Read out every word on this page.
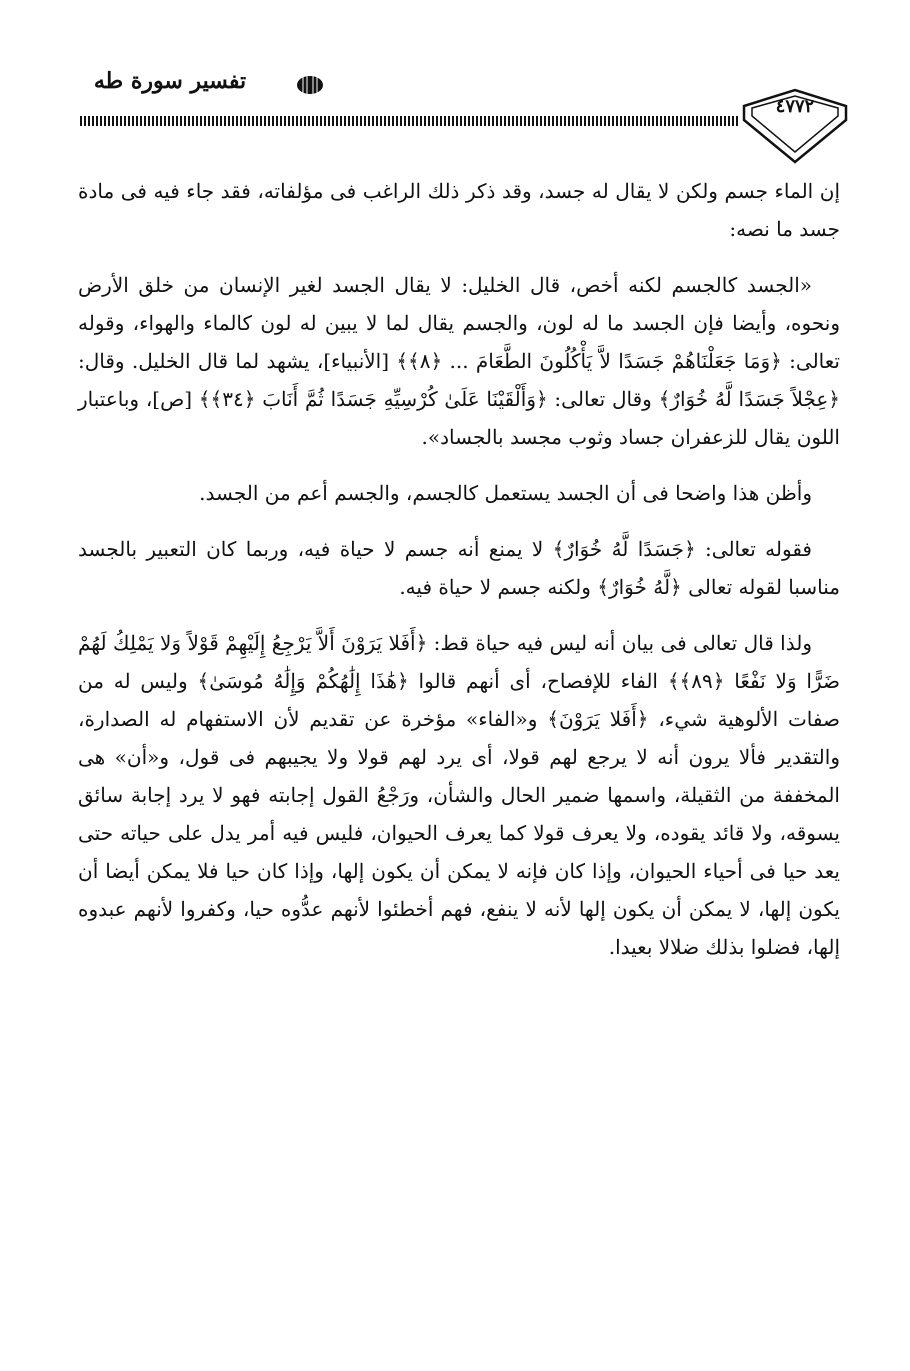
تفسير سورة طه
٤٧٧٢

إن الماء جسم ولكن لا يقال له جسد، وقد ذكر ذلك الراغب فى مؤلفاته، فقد جاء فيه فى مادة جسد ما نصه:

«الجسد كالجسم لكنه أخص، قال الخليل: لا يقال الجسد لغير الإنسان من خلق الأرض ونحوه، وأيضا فإن الجسد ما له لون، والجسم يقال لما لا يبين له لون كالماء والهواء، وقوله تعالى: ﴿وَمَا جَعَلْنَاهُمْ جَسَدًا لاَّ يَأْكُلُونَ الطَّعَامَ ... ﴿٨﴾﴾ [الأنبياء]، يشهد لما قال الخليل. وقال: ﴿عِجْلاً جَسَدًا لَّهُ خُوَارٌ﴾ وقال تعالى: ﴿وَأَلْقَيْنَا عَلَىٰ كُرْسِيِّهِ جَسَدًا ثُمَّ أَنَابَ ﴿٣٤﴾﴾ [ص]، وباعتبار اللون يقال للزعفران جساد وثوب مجسد بالجساد».

وأظن هذا واضحا فى أن الجسد يستعمل كالجسم، والجسم أعم من الجسد.

فقوله تعالى: ﴿جَسَدًا لَّهُ خُوَارٌ﴾ لا يمنع أنه جسم لا حياة فيه، وربما كان التعبير بالجسد مناسبا لقوله تعالى ﴿لَّهُ خُوَارٌ﴾ ولكنه جسم لا حياة فيه.

ولذا قال تعالى فى بيان أنه ليس فيه حياة قط: ﴿أَفَلا يَرَوْنَ أَلاَّ يَرْجِعُ إِلَيْهِمْ قَوْلاً وَلا يَمْلِكُ لَهُمْ ضَرًّا وَلا نَفْعًا ﴿٨٩﴾﴾ الفاء للإفصاح، أى أنهم قالوا ﴿هَٰذَا إِلَٰهُكُمْ وَإِلَٰهُ مُوسَىٰ﴾ وليس له من صفات الألوهية شيء، ﴿أَفَلا يَرَوْنَ﴾ و«الفاء» مؤخرة عن تقديم لأن الاستفهام له الصدارة، والتقدير فألا يرون أنه لا يرجع لهم قولا، أى يرد لهم قولا ولا يجيبهم فى قول، و«أن» هى المخففة من الثقيلة، واسمها ضمير الحال والشأن، ورَجْعُ القول إجابته فهو لا يرد إجابة سائق يسوقه، ولا قائد يقوده، ولا يعرف قولا كما يعرف الحيوان، فليس فيه أمر يدل على حياته حتى يعد حيا فى أحياء الحيوان، وإذا كان فإنه لا يمكن أن يكون إلها، وإذا كان حيا فلا يمكن أيضا أن يكون إلها، لا يمكن أن يكون إلها لأنه لا ينفع، فهم أخطئوا لأنهم عدُّوه حيا، وكفروا لأنهم عبدوه إلها، فضلوا بذلك ضلالا بعيدا.
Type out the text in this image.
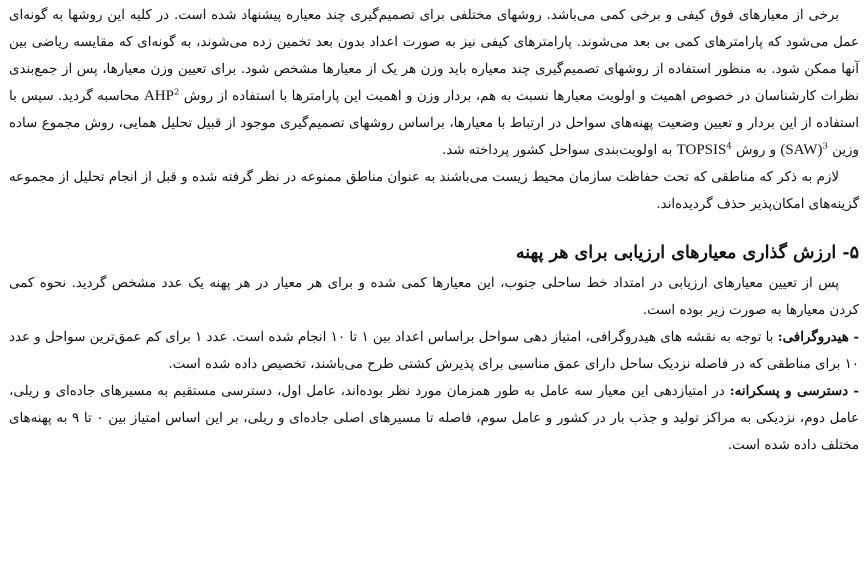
برخی از معیارهای فوق کیفی و برخی کمی می‌باشد. روشهای مختلفی برای تصمیم‌گیری چند معیاره پیشنهاد شده است. در کلیه این روشها به گونه‌ای عمل می‌شود که پارامترهای کمی بی بعد می‌شوند. پارامترهای کیفی نیز به صورت اعداد بدون بعد تخمین زده می‌شوند، به گونه‌ای که مقایسه ریاضی بین آنها ممکن شود. به منظور استفاده از روشهای تصمیم‌گیری چند معیاره باید وزن هر یک از معیارها مشخص شود. برای تعیین وزن معیارها، پس از جمع‌بندی نظرات کارشناسان در خصوص اهمیت و اولویت معیارها نسبت به هم، بردار وزن و اهمیت این پارامترها با استفاده از روش AHP$^2$ محاسبه گردید. سپس با استفاده از این بردار و تعیین وضعیت پهنه‌های سواحل در ارتباط با معیارها، براساس روشهای تصمیم‌گیری موجود از قبیل تحلیل همایی، روش مجموع ساده وزین (SAW)$^3$ و روش TOPSIS$^4$ به اولویت‌بندی سواحل کشور پرداخته شد.

لازم به ذکر که مناطقی که تحت حفاظت سازمان محیط زیست می‌باشند به عنوان مناطق ممنوعه در نظر گرفته شده و قبل از انجام تحلیل از مجموعه گزینه‌های امکان‌پذیر حذف گردیده‌اند.

۵- ارزش گذاری معیارهای ارزیابی برای هر پهنه

پس از تعیین معیارهای ارزیابی در امتداد خط ساحلی جنوب، این معیارها کمی شده و برای هر معیار در هر پهنه یک عدد مشخص گردید. نحوه کمی کردن معیارها به صورت زیر بوده است.

- هیدروگرافی: با توجه به نقشه های هیدروگرافی، امتیاز دهی سواحل براساس اعداد بین ۱ تا ۱۰ انجام شده است. عدد ۱ برای کم عمق‌ترین سواحل و عدد ۱۰ برای مناطقی که در فاصله نزدیک ساحل دارای عمق مناسبی برای پذیرش کشتی طرح می‌باشند، تخصیص داده شده است.

- دسترسی و پسکرانه: در امتیازدهی این معیار سه عامل به طور همزمان مورد نظر بوده‌اند، عامل اول، دسترسی مستقیم به مسیرهای جاده‌ای و ریلی، عامل دوم، نزدیکی به مراکز تولید و جذب بار در کشور و عامل سوم، فاصله تا مسیرهای اصلی جاده‌ای و ریلی، بر این اساس امتیاز بین ۰ تا ۹ به پهنه‌های مختلف داده شده است.
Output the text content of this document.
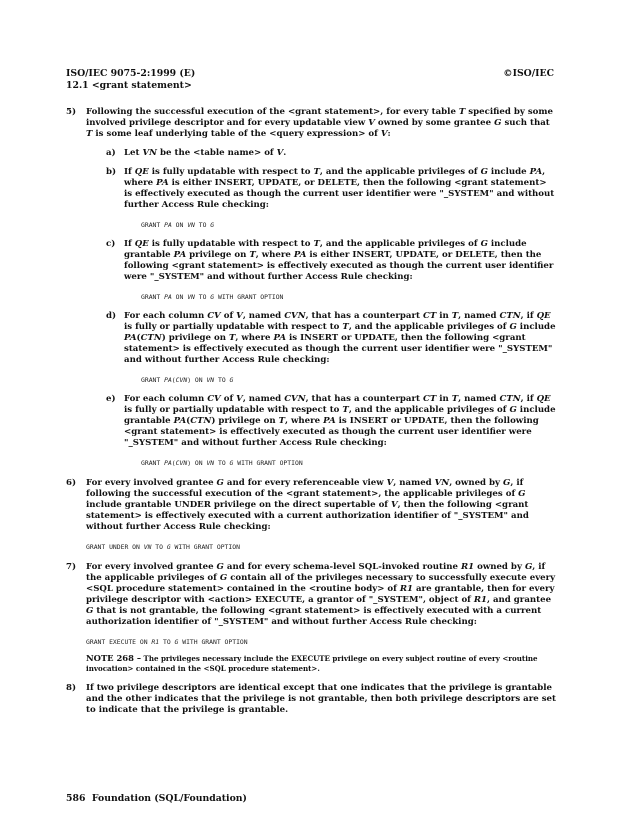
ISO/IEC 9075-2:1999 (E)	©ISO/IEC
12.1 <grant statement>
5) Following the successful execution of the <grant statement>, for every table T specified by some involved privilege descriptor and for every updatable view V owned by some grantee G such that T is some leaf underlying table of the <query expression> of V:
a) Let VN be the <table name> of V.
b) If QE is fully updatable with respect to T, and the applicable privileges of G include PA, where PA is either INSERT, UPDATE, or DELETE, then the following <grant statement> is effectively executed as though the current user identifier were "_SYSTEM" and without further Access Rule checking:
GRANT PA ON VN TO G
c) If QE is fully updatable with respect to T, and the applicable privileges of G include grantable PA privilege on T, where PA is either INSERT, UPDATE, or DELETE, then the following <grant statement> is effectively executed as though the current user identifier were "_SYSTEM" and without further Access Rule checking:
GRANT PA ON VN TO G WITH GRANT OPTION
d) For each column CV of V, named CVN, that has a counterpart CT in T, named CTN, if QE is fully or partially updatable with respect to T, and the applicable privileges of G include PA(CTN) privilege on T, where PA is INSERT or UPDATE, then the following <grant statement> is effectively executed as though the current user identifier were "_SYSTEM" and without further Access Rule checking:
GRANT PA(CVN) ON VN TO G
e) For each column CV of V, named CVN, that has a counterpart CT in T, named CTN, if QE is fully or partially updatable with respect to T, and the applicable privileges of G include grantable PA(CTN) privilege on T, where PA is INSERT or UPDATE, then the following <grant statement> is effectively executed as though the current user identifier were "_SYSTEM" and without further Access Rule checking:
GRANT PA(CVN) ON VN TO G WITH GRANT OPTION
6) For every involved grantee G and for every referenceable view V, named VN, owned by G, if following the successful execution of the <grant statement>, the applicable privileges of G include grantable UNDER privilege on the direct supertable of V, then the following <grant statement> is effectively executed with a current authorization identifier of "_SYSTEM" and without further Access Rule checking:
GRANT UNDER ON VN TO G WITH GRANT OPTION
7) For every involved grantee G and for every schema-level SQL-invoked routine R1 owned by G, if the applicable privileges of G contain all of the privileges necessary to successfully execute every <SQL procedure statement> contained in the <routine body> of R1 are grantable, then for every privilege descriptor with <action> EXECUTE, a grantor of "_SYSTEM", object of R1, and grantee G that is not grantable, the following <grant statement> is effectively executed with a current authorization identifier of "_SYSTEM" and without further Access Rule checking:
GRANT EXECUTE ON R1 TO G WITH GRANT OPTION
NOTE 268 – The privileges necessary include the EXECUTE privilege on every subject routine of every <routine invocation> contained in the <SQL procedure statement>.
8) If two privilege descriptors are identical except that one indicates that the privilege is grantable and the other indicates that the privilege is not grantable, then both privilege descriptors are set to indicate that the privilege is grantable.
586 Foundation (SQL/Foundation)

——

Locate each line with the word "يقال" and copy it.

Exercise answer:
إن الماء جسم ولكن لا يقال له جسد، وقد ذكر ذلك الراغب فى مؤلفاته، فقد جاء فيه فى مادة جسد ما نصه:
«الجسد كالجسم لكنه أخص، قال الخليل: لا يقال الجسد لغير الإنسان من خلق الأرض ونحوه، وأيضا فإن الجسد ما له لون، والجسم يقال لما لا يبين له لون كالماء والهواء، وقوله تعالى: ﴿وَمَا جَعَلْنَاهُمْ جَسَدًا لاَّ يَأْكُلُونَ الطَّعَامَ ... ﴿٨﴾﴾ [الأنبياء]، يشهد لما قال الخليل. وقال: ﴿عِجْلاً جَسَدًا لَّهُ خُوَارٌ﴾ وقال تعالى: ﴿وَأَلْقَيْنَا عَلَىٰ كُرْسِيِّهِ جَسَدًا ثُمَّ أَنَابَ ﴿٣٤﴾﴾ [ص]، وباعتبار اللون يقال للزعفران جساد وثوب مجسد بالجساد».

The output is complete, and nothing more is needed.